▶ Objective
From the entries below, list each line with "dintre".
* Start Records supplied *
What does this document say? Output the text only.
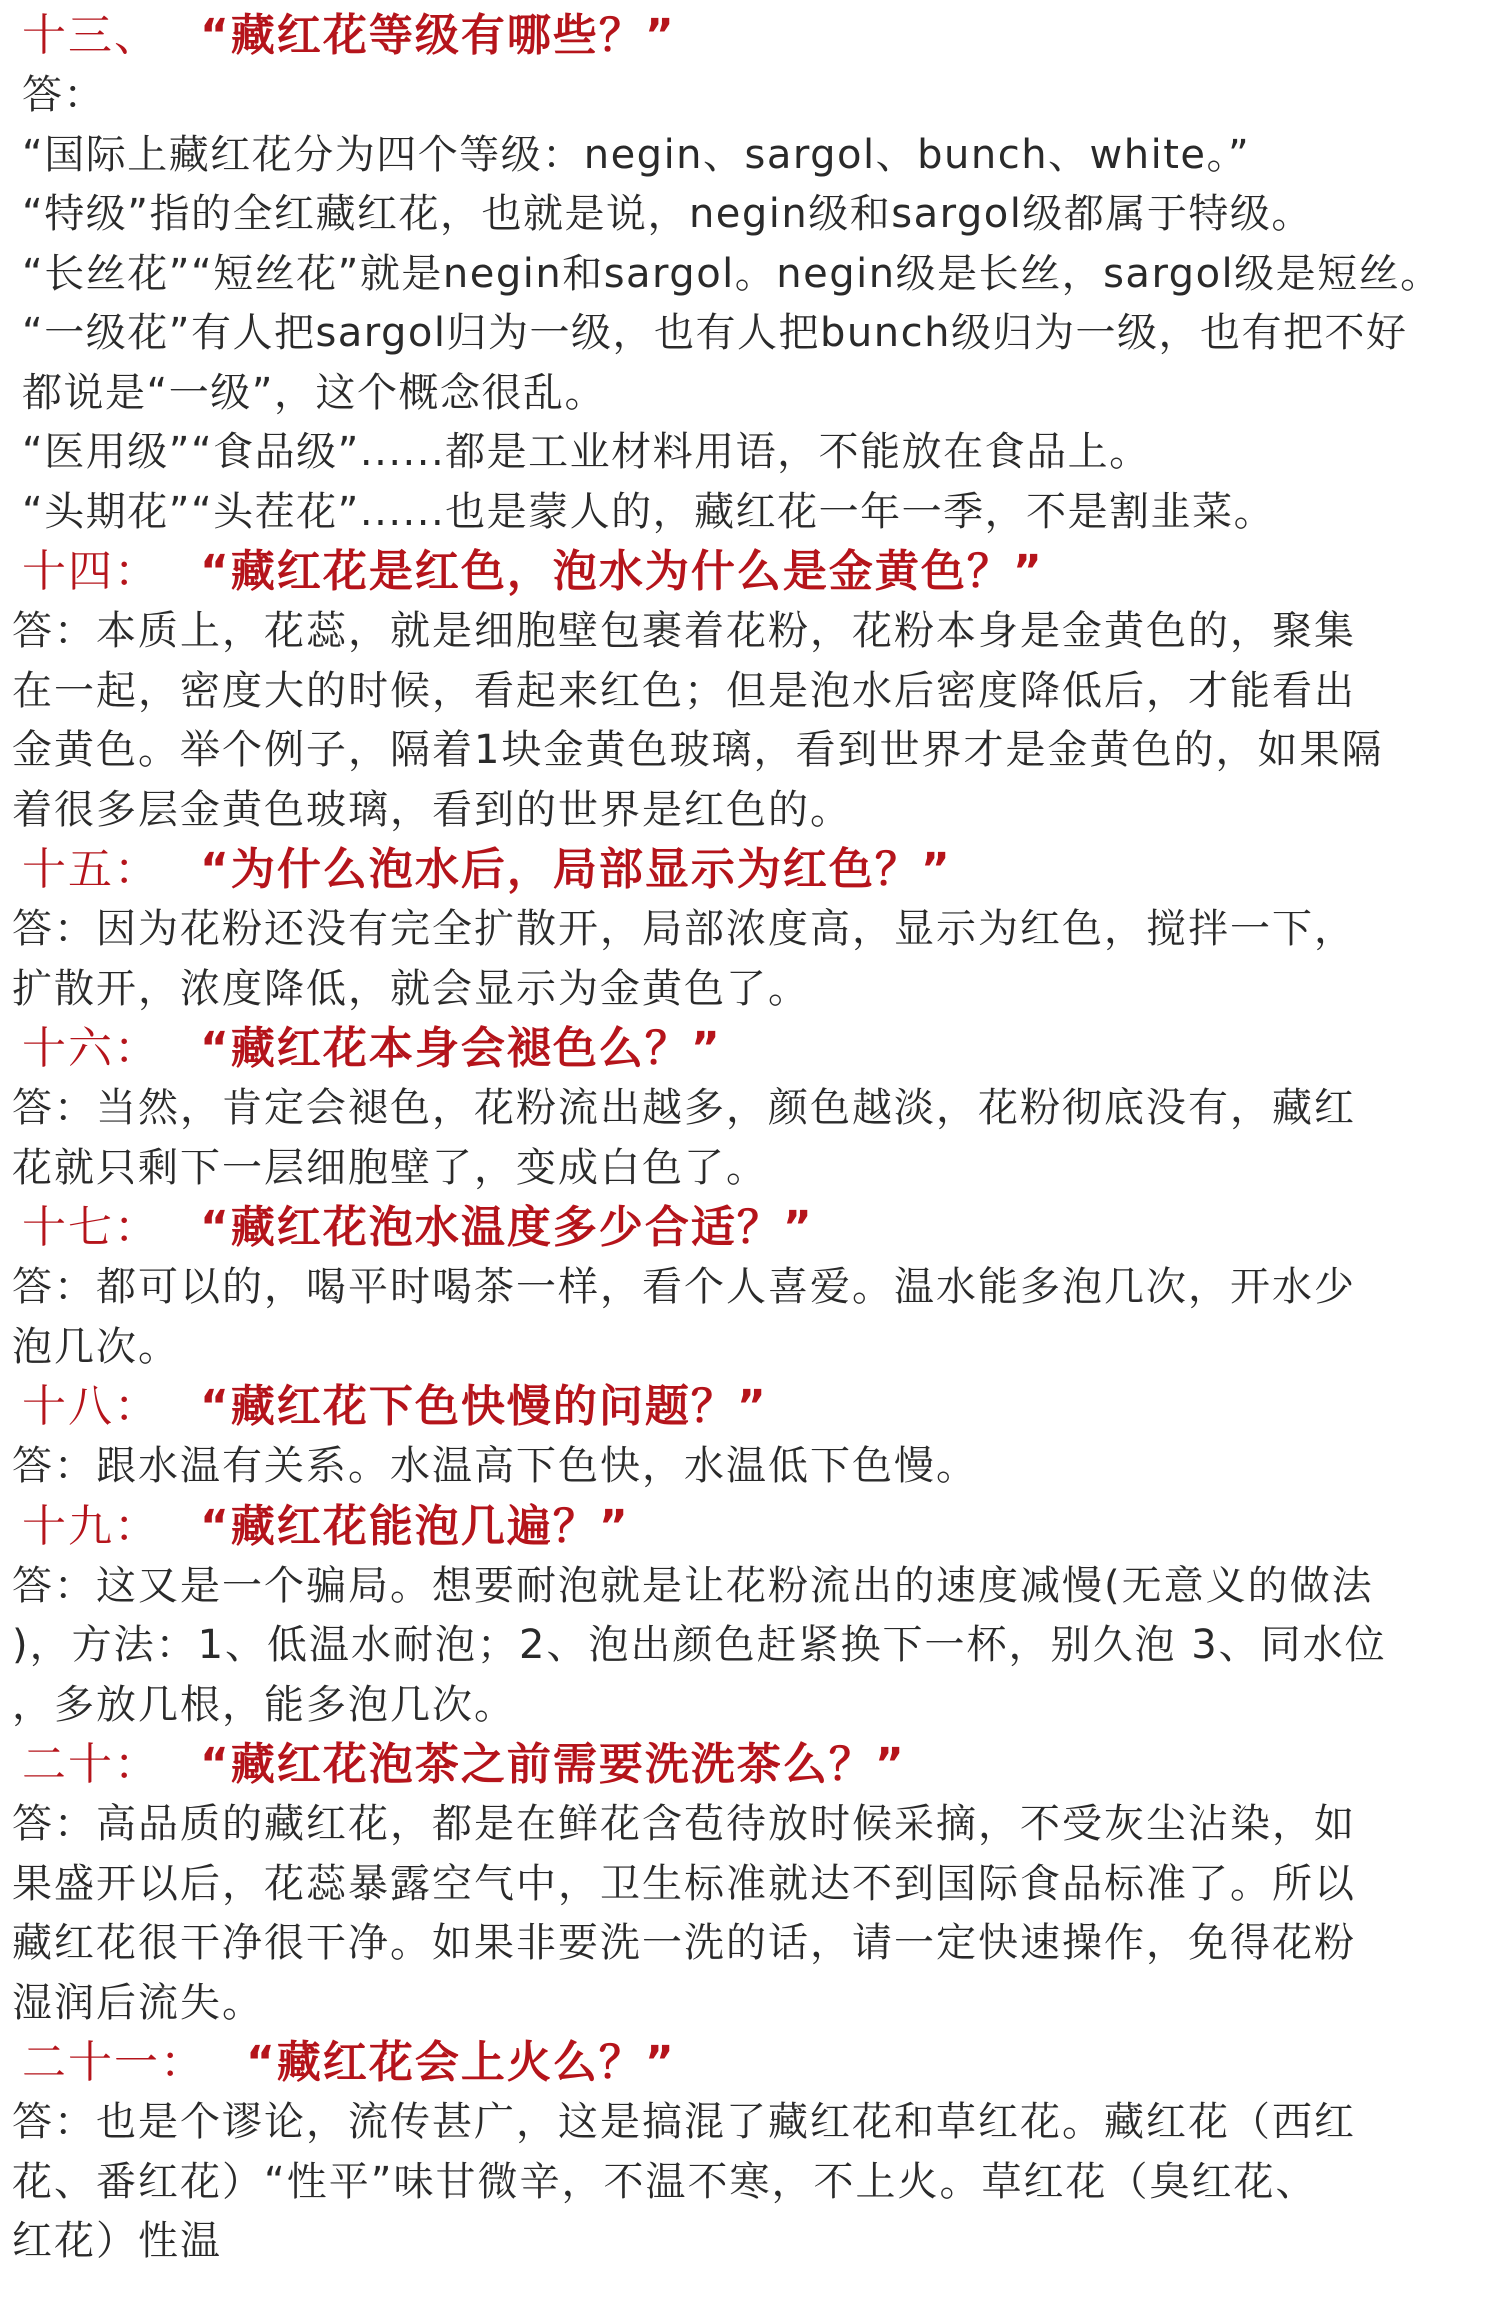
十三、 “藏红花等级有哪些？”
答：
“国际上藏红花分为四个等级：negin、sargol、bunch、white。”
“特级”指的全红藏红花，也就是说，negin级和sargol级都属于特级。
“长丝花”“短丝花”就是negin和sargol。negin级是长丝，sargol级是短丝。
“一级花”有人把sargol归为一级，也有人把bunch级归为一级，也有把不好
都说是“一级”，这个概念很乱。
“医用级”“食品级”......都是工业材料用语，不能放在食品上。
“头期花”“头茬花”......也是蒙人的，藏红花一年一季，不是割韭菜。
十四： “藏红花是红色，泡水为什么是金黄色？”
答：本质上，花蕊，就是细胞壁包裹着花粉，花粉本身是金黄色的，聚集
在一起，密度大的时候，看起来红色；但是泡水后密度降低后，才能看出
金黄色。举个例子，隔着1块金黄色玻璃，看到世界才是金黄色的，如果隔
着很多层金黄色玻璃，看到的世界是红色的。
十五： “为什么泡水后，局部显示为红色？”
答：因为花粉还没有完全扩散开，局部浓度高，显示为红色，搅拌一下，
扩散开，浓度降低，就会显示为金黄色了。
十六： “藏红花本身会褪色么？”
答：当然，肯定会褪色，花粉流出越多，颜色越淡，花粉彻底没有，藏红
花就只剩下一层细胞壁了，变成白色了。
十七： “藏红花泡水温度多少合适？”
答：都可以的，喝平时喝茶一样，看个人喜爱。温水能多泡几次，开水少
泡几次。
十八： “藏红花下色快慢的问题？”
答：跟水温有关系。水温高下色快，水温低下色慢。
十九： “藏红花能泡几遍？”
答：这又是一个骗局。想要耐泡就是让花粉流出的速度减慢(无意义的做法
)，方法：1、低温水耐泡；2、泡出颜色赶紧换下一杯，别久泡 3、同水位
，多放几根，能多泡几次。
二十： “藏红花泡茶之前需要洗洗茶么？”
答：高品质的藏红花，都是在鲜花含苞待放时候采摘，不受灰尘沾染，如
果盛开以后，花蕊暴露空气中，卫生标准就达不到国际食品标准了。所以
藏红花很干净很干净。如果非要洗一洗的话，请一定快速操作，免得花粉
湿润后流失。
二十一： “藏红花会上火么？”
答：也是个谬论，流传甚广，这是搞混了藏红花和草红花。藏红花（西红
花、番红花）“性平”味甘微辛，不温不寒，不上火。草红花（臭红花、
红花）性温
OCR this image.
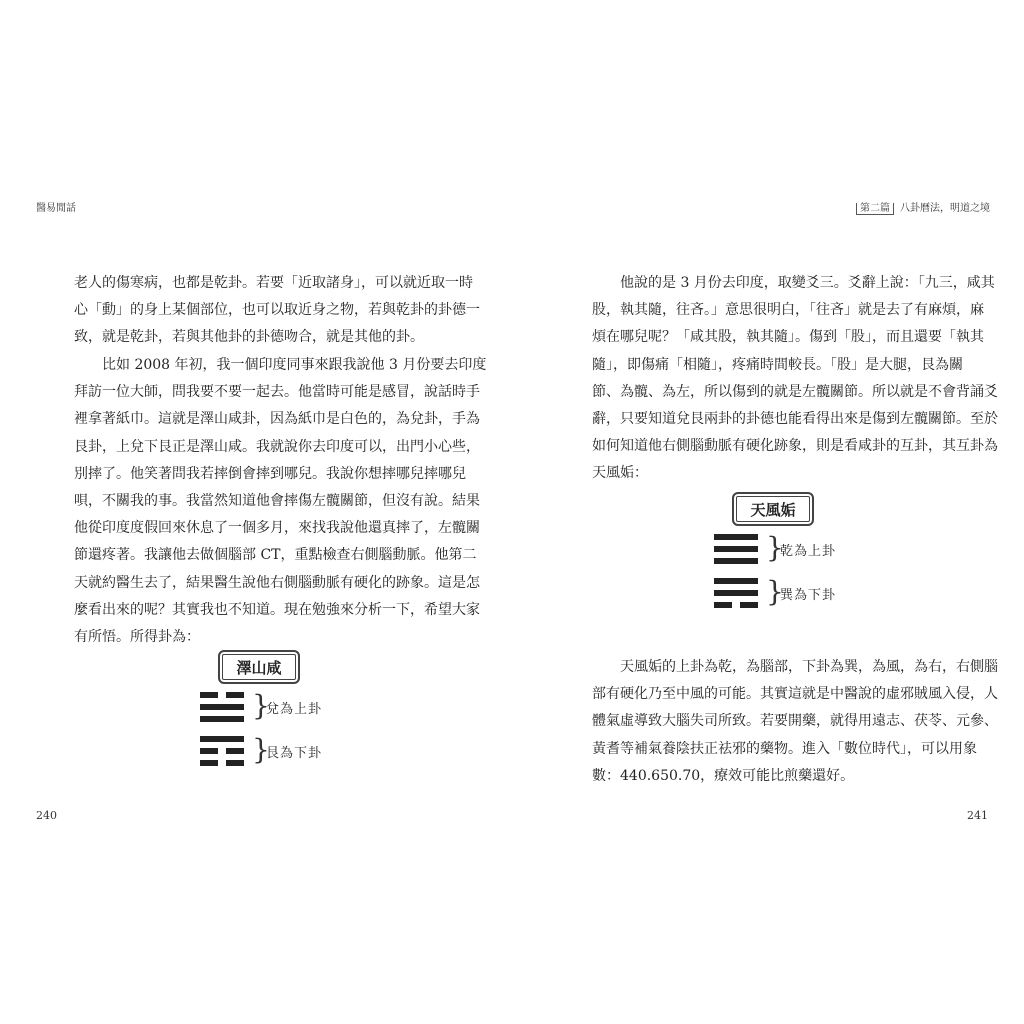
醫易閒話

老人的傷寒病，也都是乾卦。若要「近取諸身」，可以就近取一時
心「動」的身上某個部位，也可以取近身之物，若與乾卦的卦德一
致，就是乾卦，若與其他卦的卦德吻合，就是其他的卦。

比如 2008 年初，我一個印度同事來跟我說他 3 月份要去印度
拜訪一位大師，問我要不要一起去。他當時可能是感冒，說話時手
裡拿著紙巾。這就是澤山咸卦，因為紙巾是白色的，為兌卦，手為
艮卦，上兌下艮正是澤山咸。我就說你去印度可以，出門小心些，
別摔了。他笑著問我若摔倒會摔到哪兒。我說你想摔哪兒摔哪兒
唄，不關我的事。我當然知道他會摔傷左髖關節，但沒有說。結果
他從印度度假回來休息了一個多月，來找我說他還真摔了，左髖關
節還疼著。我讓他去做個腦部 CT，重點檢查右側腦動脈。他第二
天就約醫生去了，結果醫生說他右側腦動脈有硬化的跡象。這是怎
麼看出來的呢？其實我也不知道。現在勉強來分析一下，希望大家
有所悟。所得卦為：

澤山咸
}
兌為上卦
}
艮為下卦
240
第二篇 八卦曆法，明道之境

他說的是 3 月份去印度，取變爻三。爻辭上說：「九三，咸其
股，執其隨，往吝。」意思很明白，「往吝」就是去了有麻煩，麻
煩在哪兒呢？「咸其股，執其隨」。傷到「股」，而且還要「執其
隨」，即傷痛「相隨」，疼痛時間較長。「股」是大腿，艮為關
節、為髖、為左，所以傷到的就是左髖關節。所以就是不會背誦爻
辭，只要知道兌艮兩卦的卦德也能看得出來是傷到左髖關節。至於
如何知道他右側腦動脈有硬化跡象，則是看咸卦的互卦，其互卦為
天風姤：

天風姤
}
乾為上卦
}
巽為下卦

天風姤的上卦為乾，為腦部，下卦為巽，為風，為右，右側腦
部有硬化乃至中風的可能。其實這就是中醫說的虛邪賊風入侵，人
體氣虛導致大腦失司所致。若要開藥，就得用遠志、茯苓、元參、
黃耆等補氣養陰扶正祛邪的藥物。進入「數位時代」，可以用象
數：440.650.70，療效可能比煎藥還好。

241
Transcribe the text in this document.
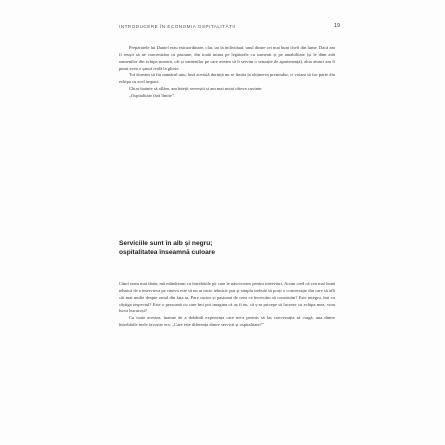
INTRODUCERE ÎN ECONOMIA OSPITALITĂȚII	19

Preparatele lui Daniel erau extraordinare, clar, iar la individual, unul dintre cei mai buni chefi din lume. Dacă am fi reușit să ne concentrăm cu pasiune, din toată inima pe legăturile cu oamenii și pe amabilitate (și le dăm atât oamenilor din echipa noastră, cât și oamenilor pe care aveam să îi servim o senzație de apartenență), abia atunci am fi putut avea o șansă reală la glorie.

Tot doream să fiu numărul unu, însă aceastã dorință nu se limita la obținerea premiului, ci voiam să fac parte din echipa cu acel impact.

Chiar înainte să aflăm, am întețit serveștii și am mai notat câteva cuvinte:

„Ospitalitate fără limite”.

Serviciile sunt în alb și negru;
ospitalitatea înseamnă culoare

Când eram mai tânăr, mă mândream cu întrebările pe care le născoceam pentru interviuri. Acum cred că cea mai bună tehnică de a intervieva pe cineva este să nu ai nicio tehnică: pur și simplu trebuie să porți o conversație din care să afli cât mai multe despre omul din fața ta. Pare curios și pasionat de ceea ce încercăm să construim? Este integru, îmi va câștiga respectul? Este o persoană cu care îmi pot imagina că aș fi eu, că ș-ar pricepe să lucreze cu echipa mea, vom lucra bucuroși?

Cu toate acestea, înainte de a dobândi experiența care mi-a permis să las conversația să curgă, una dintre întrebările mele favorite era: „Care este diferența dintre servicii și ospitalitate?”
* End Records supplied *
▶ The result
Preparatele lui Daniel erau extraordinare, clar, iar la individual, unul dintre cei mai buni chefi din lume. Dacă am fi reușit să ne concentrăm cu pasiune, din toată inima pe legăturile cu oamenii și pe amabilitate (și le dăm atât oamenilor din echipa noastră, cât și oamenilor pe care aveam să îi servim o senzație de apartenență), abia atunci am fi putut avea o șansă reală la glorie.
Cu toate acestea, înainte de a dobândi experiența care mi-a permis să las conversația să curgă, una dintre întrebările mele favorite era: „Care este diferența dintre servicii și ospitalitate?”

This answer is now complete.